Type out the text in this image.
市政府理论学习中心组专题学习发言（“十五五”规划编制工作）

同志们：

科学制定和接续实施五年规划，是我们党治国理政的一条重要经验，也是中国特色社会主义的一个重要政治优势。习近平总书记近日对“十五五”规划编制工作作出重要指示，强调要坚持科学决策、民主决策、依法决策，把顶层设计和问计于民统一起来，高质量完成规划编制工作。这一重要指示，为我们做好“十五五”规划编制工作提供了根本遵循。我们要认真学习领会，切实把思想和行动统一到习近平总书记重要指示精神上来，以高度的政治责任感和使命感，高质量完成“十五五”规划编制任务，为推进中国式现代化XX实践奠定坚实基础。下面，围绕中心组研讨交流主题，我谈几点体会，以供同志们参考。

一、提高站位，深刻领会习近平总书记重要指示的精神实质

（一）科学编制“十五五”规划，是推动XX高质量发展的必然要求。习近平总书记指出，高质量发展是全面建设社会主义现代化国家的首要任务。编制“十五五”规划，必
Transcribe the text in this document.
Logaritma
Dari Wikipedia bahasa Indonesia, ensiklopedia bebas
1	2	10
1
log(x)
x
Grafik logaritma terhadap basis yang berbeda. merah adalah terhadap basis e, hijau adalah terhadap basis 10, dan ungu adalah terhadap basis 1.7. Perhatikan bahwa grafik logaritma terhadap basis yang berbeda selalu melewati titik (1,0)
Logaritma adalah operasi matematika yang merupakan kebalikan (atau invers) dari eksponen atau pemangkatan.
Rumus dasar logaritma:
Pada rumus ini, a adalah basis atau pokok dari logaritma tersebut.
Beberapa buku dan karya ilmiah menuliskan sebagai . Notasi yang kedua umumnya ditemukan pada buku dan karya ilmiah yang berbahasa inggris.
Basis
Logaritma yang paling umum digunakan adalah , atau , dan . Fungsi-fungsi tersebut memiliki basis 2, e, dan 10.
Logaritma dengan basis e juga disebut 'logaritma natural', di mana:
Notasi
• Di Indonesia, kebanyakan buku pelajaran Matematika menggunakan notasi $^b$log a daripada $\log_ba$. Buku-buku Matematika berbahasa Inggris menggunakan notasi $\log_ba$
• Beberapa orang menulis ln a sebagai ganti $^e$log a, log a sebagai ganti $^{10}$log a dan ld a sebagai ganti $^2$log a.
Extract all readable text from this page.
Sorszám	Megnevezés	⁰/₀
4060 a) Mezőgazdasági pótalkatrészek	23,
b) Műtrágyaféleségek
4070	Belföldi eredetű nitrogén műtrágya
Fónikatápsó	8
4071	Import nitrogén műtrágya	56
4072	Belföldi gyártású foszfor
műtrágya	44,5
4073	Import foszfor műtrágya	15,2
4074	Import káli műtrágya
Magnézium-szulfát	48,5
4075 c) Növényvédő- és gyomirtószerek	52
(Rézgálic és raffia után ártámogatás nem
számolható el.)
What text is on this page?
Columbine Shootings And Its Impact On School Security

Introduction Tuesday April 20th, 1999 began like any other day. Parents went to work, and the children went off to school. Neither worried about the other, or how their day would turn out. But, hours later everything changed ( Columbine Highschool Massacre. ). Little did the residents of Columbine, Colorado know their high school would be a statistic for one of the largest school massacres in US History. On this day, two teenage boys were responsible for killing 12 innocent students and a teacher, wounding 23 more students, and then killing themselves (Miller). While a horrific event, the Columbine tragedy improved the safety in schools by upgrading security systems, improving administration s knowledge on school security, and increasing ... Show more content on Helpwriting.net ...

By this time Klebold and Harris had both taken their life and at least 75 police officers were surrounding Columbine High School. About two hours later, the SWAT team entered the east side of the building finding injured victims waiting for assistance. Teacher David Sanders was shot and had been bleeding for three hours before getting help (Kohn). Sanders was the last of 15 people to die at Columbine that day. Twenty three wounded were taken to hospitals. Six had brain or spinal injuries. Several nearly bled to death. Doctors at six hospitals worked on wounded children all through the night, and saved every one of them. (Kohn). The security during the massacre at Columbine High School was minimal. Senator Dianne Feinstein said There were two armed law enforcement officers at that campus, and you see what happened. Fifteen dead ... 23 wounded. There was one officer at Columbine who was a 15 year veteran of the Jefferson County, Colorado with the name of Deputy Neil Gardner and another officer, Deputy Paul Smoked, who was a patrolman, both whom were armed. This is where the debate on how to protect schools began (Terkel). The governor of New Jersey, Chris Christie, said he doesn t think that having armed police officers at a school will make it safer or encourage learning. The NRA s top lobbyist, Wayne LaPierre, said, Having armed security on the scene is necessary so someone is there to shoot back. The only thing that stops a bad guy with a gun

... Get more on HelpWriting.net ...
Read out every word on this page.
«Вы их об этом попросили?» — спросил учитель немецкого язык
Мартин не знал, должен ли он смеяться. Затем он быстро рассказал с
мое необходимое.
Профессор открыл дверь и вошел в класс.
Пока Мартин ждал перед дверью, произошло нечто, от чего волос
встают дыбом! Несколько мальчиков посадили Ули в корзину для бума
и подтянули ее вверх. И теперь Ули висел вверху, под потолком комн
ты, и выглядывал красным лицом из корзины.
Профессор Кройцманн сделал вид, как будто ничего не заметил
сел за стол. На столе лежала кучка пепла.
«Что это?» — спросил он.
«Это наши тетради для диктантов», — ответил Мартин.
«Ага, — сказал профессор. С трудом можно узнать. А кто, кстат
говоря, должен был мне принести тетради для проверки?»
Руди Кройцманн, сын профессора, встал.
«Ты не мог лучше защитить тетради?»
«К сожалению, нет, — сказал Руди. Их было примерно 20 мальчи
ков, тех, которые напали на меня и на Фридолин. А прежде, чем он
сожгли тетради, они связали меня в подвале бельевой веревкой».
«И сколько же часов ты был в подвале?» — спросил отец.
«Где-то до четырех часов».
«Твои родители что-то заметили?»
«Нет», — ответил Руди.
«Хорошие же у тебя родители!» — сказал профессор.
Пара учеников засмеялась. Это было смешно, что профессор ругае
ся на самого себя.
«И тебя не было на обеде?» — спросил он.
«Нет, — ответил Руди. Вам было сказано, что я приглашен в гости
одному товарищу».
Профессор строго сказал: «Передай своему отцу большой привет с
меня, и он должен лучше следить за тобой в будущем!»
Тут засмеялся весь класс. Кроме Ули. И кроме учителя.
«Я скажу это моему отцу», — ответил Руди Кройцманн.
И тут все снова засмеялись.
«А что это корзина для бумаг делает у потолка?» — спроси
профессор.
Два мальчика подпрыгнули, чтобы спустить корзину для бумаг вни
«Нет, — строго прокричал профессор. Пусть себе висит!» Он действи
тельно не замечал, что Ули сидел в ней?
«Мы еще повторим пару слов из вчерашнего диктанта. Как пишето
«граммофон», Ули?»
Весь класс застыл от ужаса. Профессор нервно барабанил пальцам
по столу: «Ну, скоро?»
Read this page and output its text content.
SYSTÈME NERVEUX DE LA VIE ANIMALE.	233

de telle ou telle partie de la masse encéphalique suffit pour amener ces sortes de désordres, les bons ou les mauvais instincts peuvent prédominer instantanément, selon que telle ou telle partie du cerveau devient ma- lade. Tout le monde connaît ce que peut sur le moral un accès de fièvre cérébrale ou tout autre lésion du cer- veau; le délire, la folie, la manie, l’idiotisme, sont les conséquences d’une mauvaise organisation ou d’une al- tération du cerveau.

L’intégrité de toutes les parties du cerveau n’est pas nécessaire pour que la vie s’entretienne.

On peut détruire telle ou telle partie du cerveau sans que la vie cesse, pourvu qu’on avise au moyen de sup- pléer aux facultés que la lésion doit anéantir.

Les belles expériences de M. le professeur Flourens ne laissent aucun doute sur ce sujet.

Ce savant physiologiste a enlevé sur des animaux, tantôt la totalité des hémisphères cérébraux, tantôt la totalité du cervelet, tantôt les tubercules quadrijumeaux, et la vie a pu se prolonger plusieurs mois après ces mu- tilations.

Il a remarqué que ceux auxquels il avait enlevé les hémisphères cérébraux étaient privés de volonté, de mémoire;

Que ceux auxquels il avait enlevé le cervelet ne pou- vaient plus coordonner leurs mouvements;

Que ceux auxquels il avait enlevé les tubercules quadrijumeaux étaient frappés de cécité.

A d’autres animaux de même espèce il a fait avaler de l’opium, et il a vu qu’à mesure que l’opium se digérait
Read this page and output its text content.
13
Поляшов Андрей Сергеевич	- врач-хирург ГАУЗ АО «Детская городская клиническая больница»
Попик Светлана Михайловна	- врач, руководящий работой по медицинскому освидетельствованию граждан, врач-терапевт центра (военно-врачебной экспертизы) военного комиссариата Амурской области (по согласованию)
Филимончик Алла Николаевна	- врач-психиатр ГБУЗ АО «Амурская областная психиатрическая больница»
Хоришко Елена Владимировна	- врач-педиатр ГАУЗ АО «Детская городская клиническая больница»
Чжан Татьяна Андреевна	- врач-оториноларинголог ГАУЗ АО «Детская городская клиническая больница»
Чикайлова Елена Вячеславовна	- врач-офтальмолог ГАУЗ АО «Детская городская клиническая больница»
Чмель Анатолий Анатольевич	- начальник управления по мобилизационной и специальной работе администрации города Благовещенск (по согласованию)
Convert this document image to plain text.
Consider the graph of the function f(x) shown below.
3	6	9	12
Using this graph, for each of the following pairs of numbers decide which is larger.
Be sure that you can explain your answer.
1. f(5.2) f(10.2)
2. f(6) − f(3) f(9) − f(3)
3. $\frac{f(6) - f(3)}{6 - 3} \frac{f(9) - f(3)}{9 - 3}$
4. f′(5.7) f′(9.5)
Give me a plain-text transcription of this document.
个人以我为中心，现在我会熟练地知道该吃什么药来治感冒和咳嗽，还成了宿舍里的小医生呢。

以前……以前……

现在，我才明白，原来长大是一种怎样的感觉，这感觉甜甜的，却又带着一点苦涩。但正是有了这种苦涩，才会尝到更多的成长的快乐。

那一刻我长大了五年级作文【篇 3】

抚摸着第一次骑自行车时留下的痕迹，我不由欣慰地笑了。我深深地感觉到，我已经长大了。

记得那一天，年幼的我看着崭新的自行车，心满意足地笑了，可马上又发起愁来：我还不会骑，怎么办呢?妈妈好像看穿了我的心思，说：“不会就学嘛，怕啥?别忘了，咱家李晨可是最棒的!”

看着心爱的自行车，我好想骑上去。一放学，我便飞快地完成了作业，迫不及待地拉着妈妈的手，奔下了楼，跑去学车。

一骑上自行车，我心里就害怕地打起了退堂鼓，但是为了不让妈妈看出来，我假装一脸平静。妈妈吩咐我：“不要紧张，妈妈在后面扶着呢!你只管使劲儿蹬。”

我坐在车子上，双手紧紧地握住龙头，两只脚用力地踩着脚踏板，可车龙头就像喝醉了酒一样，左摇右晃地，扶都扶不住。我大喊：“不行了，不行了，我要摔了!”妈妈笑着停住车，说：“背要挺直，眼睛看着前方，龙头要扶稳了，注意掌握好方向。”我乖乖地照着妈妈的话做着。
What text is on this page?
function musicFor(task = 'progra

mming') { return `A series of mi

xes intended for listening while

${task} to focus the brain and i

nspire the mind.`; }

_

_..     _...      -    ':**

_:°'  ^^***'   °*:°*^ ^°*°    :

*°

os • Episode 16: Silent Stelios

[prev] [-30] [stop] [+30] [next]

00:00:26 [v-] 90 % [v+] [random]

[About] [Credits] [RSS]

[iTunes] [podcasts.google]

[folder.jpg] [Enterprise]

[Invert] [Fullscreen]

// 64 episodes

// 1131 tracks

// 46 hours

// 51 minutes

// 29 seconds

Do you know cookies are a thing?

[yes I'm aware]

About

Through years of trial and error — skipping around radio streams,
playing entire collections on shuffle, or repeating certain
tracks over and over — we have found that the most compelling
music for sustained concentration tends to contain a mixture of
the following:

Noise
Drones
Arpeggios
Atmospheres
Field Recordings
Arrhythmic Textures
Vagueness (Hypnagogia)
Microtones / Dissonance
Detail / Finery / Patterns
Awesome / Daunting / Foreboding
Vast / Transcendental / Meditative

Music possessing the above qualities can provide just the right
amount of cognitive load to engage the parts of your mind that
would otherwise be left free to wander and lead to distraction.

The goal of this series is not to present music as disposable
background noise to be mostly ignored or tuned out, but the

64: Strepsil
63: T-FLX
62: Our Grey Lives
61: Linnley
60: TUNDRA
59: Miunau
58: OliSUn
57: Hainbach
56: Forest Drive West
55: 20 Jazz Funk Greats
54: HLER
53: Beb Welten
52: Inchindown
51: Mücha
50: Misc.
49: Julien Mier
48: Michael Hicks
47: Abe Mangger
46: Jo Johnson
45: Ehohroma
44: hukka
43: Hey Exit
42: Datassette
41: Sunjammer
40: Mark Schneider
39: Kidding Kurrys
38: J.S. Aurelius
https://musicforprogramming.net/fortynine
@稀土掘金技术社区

§ **Aim of the task**
For each line of the listing that holds the word "строго", show that line.

§ **Task response**
Профессор строго сказал: «Передай своему отцу большой привет с
«Нет, — строго прокричал профессор. Пусть себе висит!» Он действи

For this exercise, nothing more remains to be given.